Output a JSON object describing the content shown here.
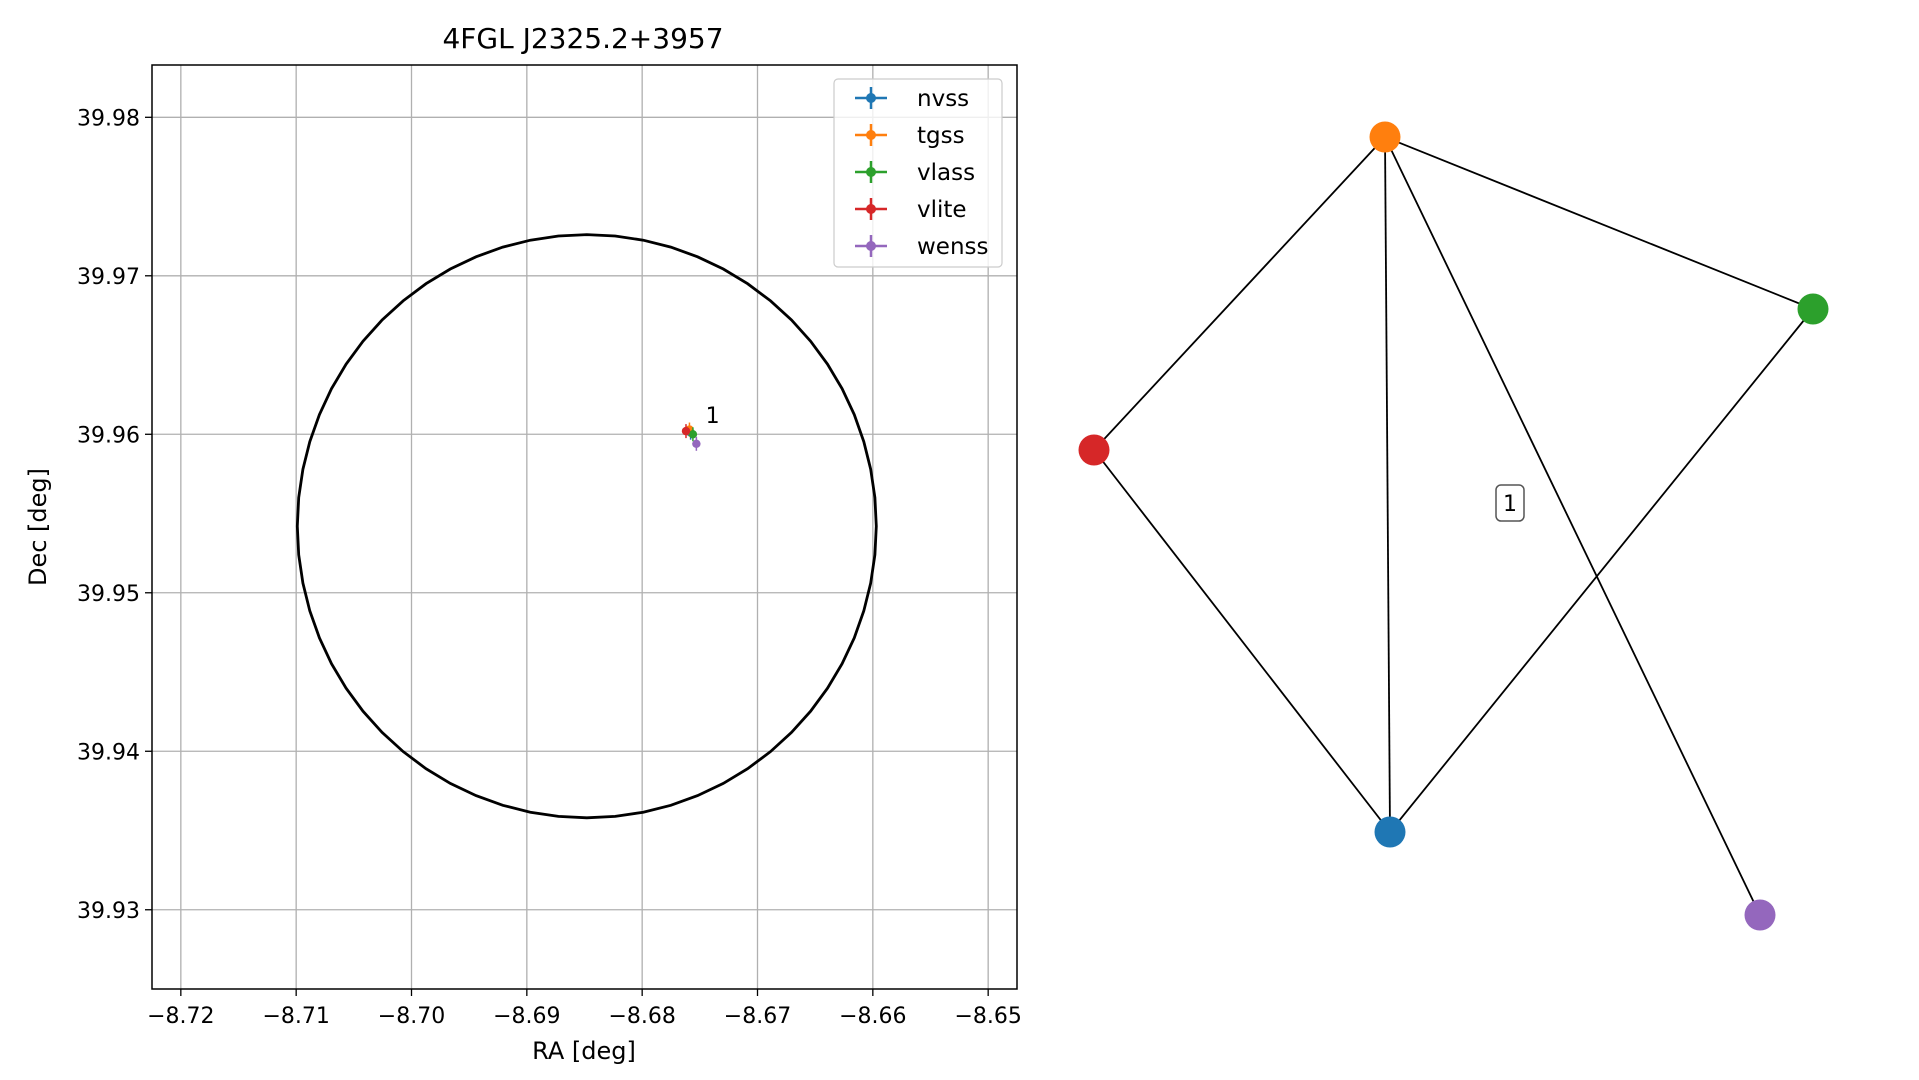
{
  "chart_data": [
    {
      "type": "scatter",
      "title": "4FGL J2325.2+3957",
      "xlabel": "RA [deg]",
      "ylabel": "Dec [deg]",
      "xlim": [
        -8.7225,
        -8.6475
      ],
      "ylim": [
        39.925,
        39.9833
      ],
      "xticks": [
        -8.72,
        -8.71,
        -8.7,
        -8.69,
        -8.68,
        -8.67,
        -8.66,
        -8.65
      ],
      "xtick_labels": [
        "−8.72",
        "−8.71",
        "−8.70",
        "−8.69",
        "−8.68",
        "−8.67",
        "−8.66",
        "−8.65"
      ],
      "yticks": [
        39.93,
        39.94,
        39.95,
        39.96,
        39.97,
        39.98
      ],
      "ytick_labels": [
        "39.93",
        "39.94",
        "39.95",
        "39.96",
        "39.97",
        "39.98"
      ],
      "grid": true,
      "legend_position": "top-right",
      "series": [
        {
          "name": "nvss",
          "color": "#1f77b4",
          "x": -8.6758,
          "y": 39.9601
        },
        {
          "name": "tgss",
          "color": "#ff7f0e",
          "x": -8.6759,
          "y": 39.9603
        },
        {
          "name": "vlass",
          "color": "#2ca02c",
          "x": -8.6756,
          "y": 39.96
        },
        {
          "name": "vlite",
          "color": "#d62728",
          "x": -8.6762,
          "y": 39.9602
        },
        {
          "name": "wenss",
          "color": "#9467bd",
          "x": -8.6753,
          "y": 39.9594
        }
      ],
      "annotations": [
        {
          "text": "1",
          "x": -8.6745,
          "y": 39.9607
        }
      ],
      "ellipse": {
        "center": [
          -8.6848,
          39.9542
        ],
        "semi_axis_ra": 0.0251,
        "semi_axis_dec": 0.0184,
        "color": "#000000"
      }
    },
    {
      "type": "graph",
      "nodes": [
        {
          "id": "nvss",
          "color": "#1f77b4"
        },
        {
          "id": "tgss",
          "color": "#ff7f0e"
        },
        {
          "id": "vlass",
          "color": "#2ca02c"
        },
        {
          "id": "vlite",
          "color": "#d62728"
        },
        {
          "id": "wenss",
          "color": "#9467bd"
        }
      ],
      "edges": [
        [
          "tgss",
          "vlite"
        ],
        [
          "tgss",
          "vlass"
        ],
        [
          "tgss",
          "nvss"
        ],
        [
          "tgss",
          "wenss"
        ],
        [
          "vlite",
          "nvss"
        ],
        [
          "vlass",
          "nvss"
        ]
      ],
      "label": "1"
    }
  ]
}
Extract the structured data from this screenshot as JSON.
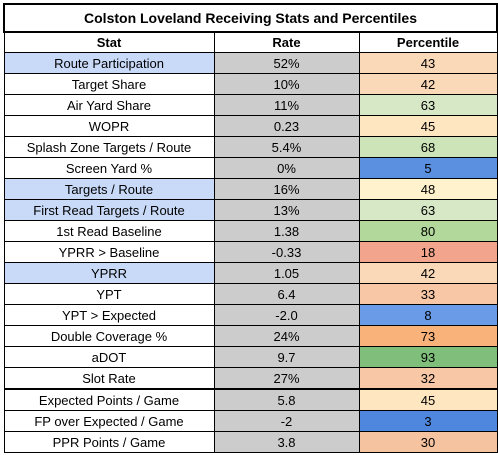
{
  "table": {
    "title": "Colston Loveland Receiving Stats and Percentiles",
    "headers": [
      "Stat",
      "Rate",
      "Percentile"
    ],
    "rows": [
      {
        "stat": "Route Participation",
        "rate": "52%",
        "percentile": "43",
        "stat_bg": "#c9daf8",
        "pct_bg": "#fad9b8"
      },
      {
        "stat": "Target Share",
        "rate": "10%",
        "percentile": "42",
        "stat_bg": "#ffffff",
        "pct_bg": "#fad9b8"
      },
      {
        "stat": "Air Yard Share",
        "rate": "11%",
        "percentile": "63",
        "stat_bg": "#ffffff",
        "pct_bg": "#d7e8c6"
      },
      {
        "stat": "WOPR",
        "rate": "0.23",
        "percentile": "45",
        "stat_bg": "#ffffff",
        "pct_bg": "#fde6c0"
      },
      {
        "stat": "Splash Zone Targets / Route",
        "rate": "5.4%",
        "percentile": "68",
        "stat_bg": "#ffffff",
        "pct_bg": "#cde4b8"
      },
      {
        "stat": "Screen Yard %",
        "rate": "0%",
        "percentile": "5",
        "stat_bg": "#ffffff",
        "pct_bg": "#5b8fe0"
      },
      {
        "stat": "Targets / Route",
        "rate": "16%",
        "percentile": "48",
        "stat_bg": "#c9daf8",
        "pct_bg": "#fff2cc"
      },
      {
        "stat": "First Read Targets / Route",
        "rate": "13%",
        "percentile": "63",
        "stat_bg": "#c9daf8",
        "pct_bg": "#d7e8c6"
      },
      {
        "stat": "1st Read Baseline",
        "rate": "1.38",
        "percentile": "80",
        "stat_bg": "#ffffff",
        "pct_bg": "#b3d89c"
      },
      {
        "stat": "YPRR > Baseline",
        "rate": "-0.33",
        "percentile": "18",
        "stat_bg": "#ffffff",
        "pct_bg": "#f2a48c"
      },
      {
        "stat": "YPRR",
        "rate": "1.05",
        "percentile": "42",
        "stat_bg": "#c9daf8",
        "pct_bg": "#fad9b8"
      },
      {
        "stat": "YPT",
        "rate": "6.4",
        "percentile": "33",
        "stat_bg": "#ffffff",
        "pct_bg": "#f7c7a6"
      },
      {
        "stat": "YPT > Expected",
        "rate": "-2.0",
        "percentile": "8",
        "stat_bg": "#ffffff",
        "pct_bg": "#6a9be6"
      },
      {
        "stat": "Double Coverage %",
        "rate": "24%",
        "percentile": "73",
        "stat_bg": "#ffffff",
        "pct_bg": "#f9b27a"
      },
      {
        "stat": "aDOT",
        "rate": "9.7",
        "percentile": "93",
        "stat_bg": "#ffffff",
        "pct_bg": "#7fbf7b"
      },
      {
        "stat": "Slot Rate",
        "rate": "27%",
        "percentile": "32",
        "stat_bg": "#ffffff",
        "pct_bg": "#f7c7a6"
      },
      {
        "stat": "Expected Points / Game",
        "rate": "5.8",
        "percentile": "45",
        "stat_bg": "#ffffff",
        "pct_bg": "#fde6c0"
      },
      {
        "stat": "FP over Expected / Game",
        "rate": "-2",
        "percentile": "3",
        "stat_bg": "#ffffff",
        "pct_bg": "#4f86de"
      },
      {
        "stat": "PPR Points / Game",
        "rate": "3.8",
        "percentile": "30",
        "stat_bg": "#ffffff",
        "pct_bg": "#f6c3a0"
      }
    ],
    "colors": {
      "rate_bg": "#cccccc",
      "header_bg": "#ffffff"
    }
  }
}
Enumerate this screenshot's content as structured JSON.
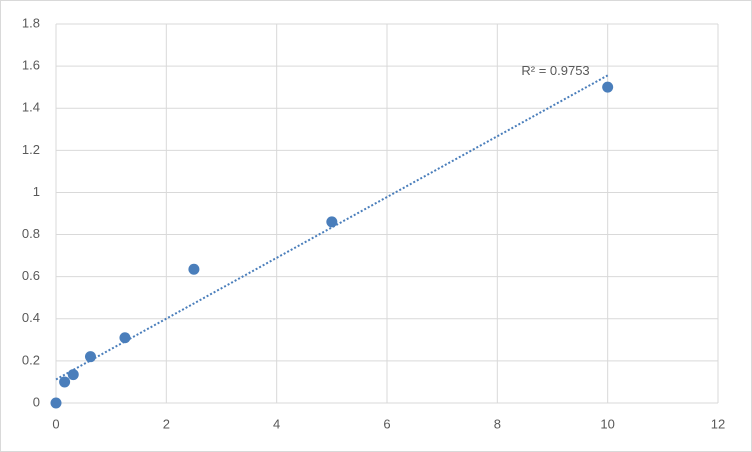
{
  "chart_data": {
    "type": "scatter",
    "x": [
      0,
      0.156,
      0.3125,
      0.625,
      1.25,
      2.5,
      5,
      10
    ],
    "series": [
      {
        "color": "#4a7ebb",
        "values": [
          0,
          0.1,
          0.135,
          0.22,
          0.31,
          0.635,
          0.86,
          1.5
        ]
      }
    ],
    "xlim": [
      0,
      12
    ],
    "xticks": [
      0,
      2,
      4,
      6,
      8,
      10,
      12
    ],
    "ylim": [
      0,
      1.8
    ],
    "yticks": [
      0,
      0.2,
      0.4,
      0.6,
      0.8,
      1,
      1.2,
      1.4,
      1.6,
      1.8
    ],
    "grid": true,
    "trendline": "linear",
    "annotation": "R² = 0.9753"
  }
}
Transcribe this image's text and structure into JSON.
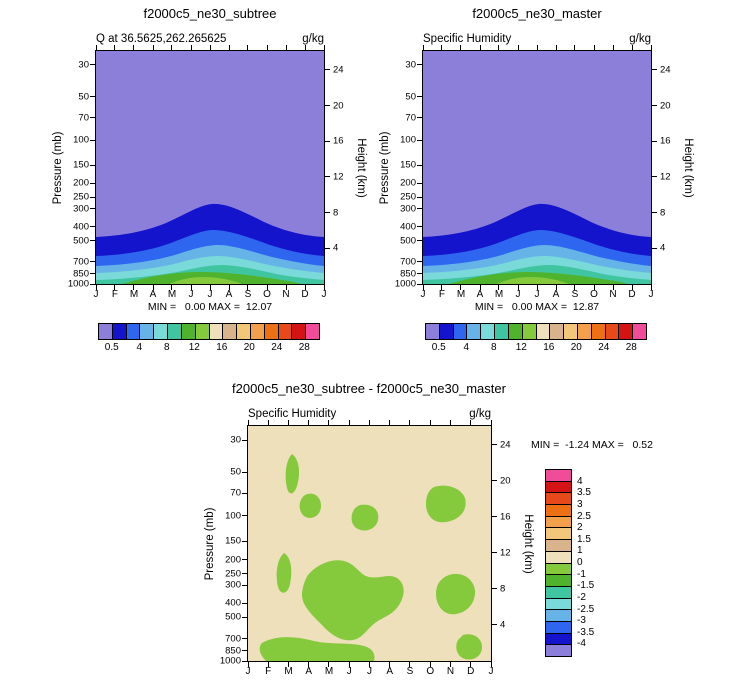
{
  "figure": {
    "background": "#ffffff"
  },
  "axes": {
    "pressure_label": "Pressure (mb)",
    "height_label": "Height (km)",
    "pressure_ticks": [
      30,
      50,
      70,
      100,
      150,
      200,
      250,
      300,
      400,
      500,
      700,
      850,
      1000
    ],
    "height_ticks": [
      24,
      20,
      16,
      12,
      8,
      4
    ],
    "months": [
      "J",
      "F",
      "M",
      "A",
      "M",
      "J",
      "J",
      "A",
      "S",
      "O",
      "N",
      "D",
      "J"
    ]
  },
  "panels": [
    {
      "title": "f2000c5_ne30_subtree",
      "subtitle_left": "Q at 36.5625,262.265625",
      "subtitle_right": "g/kg",
      "minmax": "MIN =   0.00 MAX =  12.07"
    },
    {
      "title": "f2000c5_ne30_master",
      "subtitle_left": "Specific Humidity",
      "subtitle_right": "g/kg",
      "minmax": "MIN =   0.00 MAX =  12.87"
    },
    {
      "title": "f2000c5_ne30_subtree - f2000c5_ne30_master",
      "subtitle_left": "Specific Humidity",
      "subtitle_right": "g/kg",
      "minmax": "MIN =  -1.24 MAX =   0.52"
    }
  ],
  "colorbar_humidity": {
    "labels": [
      "0.5",
      "4",
      "8",
      "12",
      "16",
      "20",
      "24",
      "28"
    ],
    "colors": [
      "#8C7FD9",
      "#1414CC",
      "#2E66F0",
      "#66B3E8",
      "#7AD9D9",
      "#3FC6A0",
      "#4FB32E",
      "#85C93D",
      "#EFE0BC",
      "#D9B38C",
      "#F2C779",
      "#F2A04B",
      "#ED7014",
      "#E8491A",
      "#D41414",
      "#F04C99"
    ]
  },
  "colorbar_diff": {
    "labels": [
      "4",
      "3.5",
      "3",
      "2.5",
      "2",
      "1.5",
      "1",
      "0",
      "-1",
      "-1.5",
      "-2",
      "-2.5",
      "-3",
      "-3.5",
      "-4"
    ],
    "colors": [
      "#F04C99",
      "#D41414",
      "#E8491A",
      "#ED7014",
      "#F2A04B",
      "#F2C779",
      "#D9B38C",
      "#EFE0BC",
      "#85C93D",
      "#4FB32E",
      "#3FC6A0",
      "#7AD9D9",
      "#66B3E8",
      "#2E66F0",
      "#1414CC",
      "#8C7FD9"
    ]
  },
  "chart_data": [
    {
      "type": "contour",
      "title": "f2000c5_ne30_subtree",
      "subtitle": "Q at 36.5625,262.265625",
      "units": "g/kg",
      "x_categories": [
        "J",
        "F",
        "M",
        "A",
        "M",
        "J",
        "J",
        "A",
        "S",
        "O",
        "N",
        "D",
        "J"
      ],
      "y_left": {
        "label": "Pressure (mb)",
        "ticks": [
          30,
          50,
          70,
          100,
          150,
          200,
          250,
          300,
          400,
          500,
          700,
          850,
          1000
        ],
        "scale": "log, inverted (1000 mb at bottom)"
      },
      "y_right": {
        "label": "Height (km)",
        "ticks": [
          24,
          20,
          16,
          12,
          8,
          4
        ]
      },
      "contour_levels": [
        0.5,
        2,
        4,
        6,
        8,
        10,
        12,
        14,
        16,
        18,
        20,
        22,
        24,
        26,
        28
      ],
      "min": 0.0,
      "max": 12.07,
      "legend_position": "bottom",
      "grid": false,
      "summary": "Annual cycle of specific humidity vs pressure; values below 0.5 g/kg (purple) above about 300 mb, increasing toward the surface with a maximum of about 12 g/kg near 850-1000 mb during May-September."
    },
    {
      "type": "contour",
      "title": "f2000c5_ne30_master",
      "subtitle": "Specific Humidity",
      "units": "g/kg",
      "x_categories": [
        "J",
        "F",
        "M",
        "A",
        "M",
        "J",
        "J",
        "A",
        "S",
        "O",
        "N",
        "D",
        "J"
      ],
      "y_left": {
        "label": "Pressure (mb)",
        "ticks": [
          30,
          50,
          70,
          100,
          150,
          200,
          250,
          300,
          400,
          500,
          700,
          850,
          1000
        ],
        "scale": "log, inverted (1000 mb at bottom)"
      },
      "y_right": {
        "label": "Height (km)",
        "ticks": [
          24,
          20,
          16,
          12,
          8,
          4
        ]
      },
      "contour_levels": [
        0.5,
        2,
        4,
        6,
        8,
        10,
        12,
        14,
        16,
        18,
        20,
        22,
        24,
        26,
        28
      ],
      "min": 0.0,
      "max": 12.87,
      "legend_position": "bottom",
      "grid": false,
      "summary": "Same field for the master run; nearly identical pattern with surface maximum of about 12.9 g/kg in May-September."
    },
    {
      "type": "contour",
      "title": "f2000c5_ne30_subtree - f2000c5_ne30_master",
      "subtitle": "Specific Humidity",
      "units": "g/kg",
      "x_categories": [
        "J",
        "F",
        "M",
        "A",
        "M",
        "J",
        "J",
        "A",
        "S",
        "O",
        "N",
        "D",
        "J"
      ],
      "y_left": {
        "label": "Pressure (mb)",
        "ticks": [
          30,
          50,
          70,
          100,
          150,
          200,
          250,
          300,
          400,
          500,
          700,
          850,
          1000
        ],
        "scale": "log, inverted (1000 mb at bottom)"
      },
      "y_right": {
        "label": "Height (km)",
        "ticks": [
          24,
          20,
          16,
          12,
          8,
          4
        ]
      },
      "contour_levels": [
        -4,
        -3.5,
        -3,
        -2.5,
        -2,
        -1.5,
        -1,
        0,
        1,
        1.5,
        2,
        2.5,
        3,
        3.5,
        4
      ],
      "min": -1.24,
      "max": 0.52,
      "legend_position": "right",
      "grid": false,
      "summary": "Difference field mostly between 0 and 1 g/kg (tan background) with scattered negative anomalies between -1 and 0 g/kg (green patches) through the troposphere."
    }
  ]
}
------------
To do => Your answer should be a single number: the count of lines containing the word "Targets".

Completed task => 3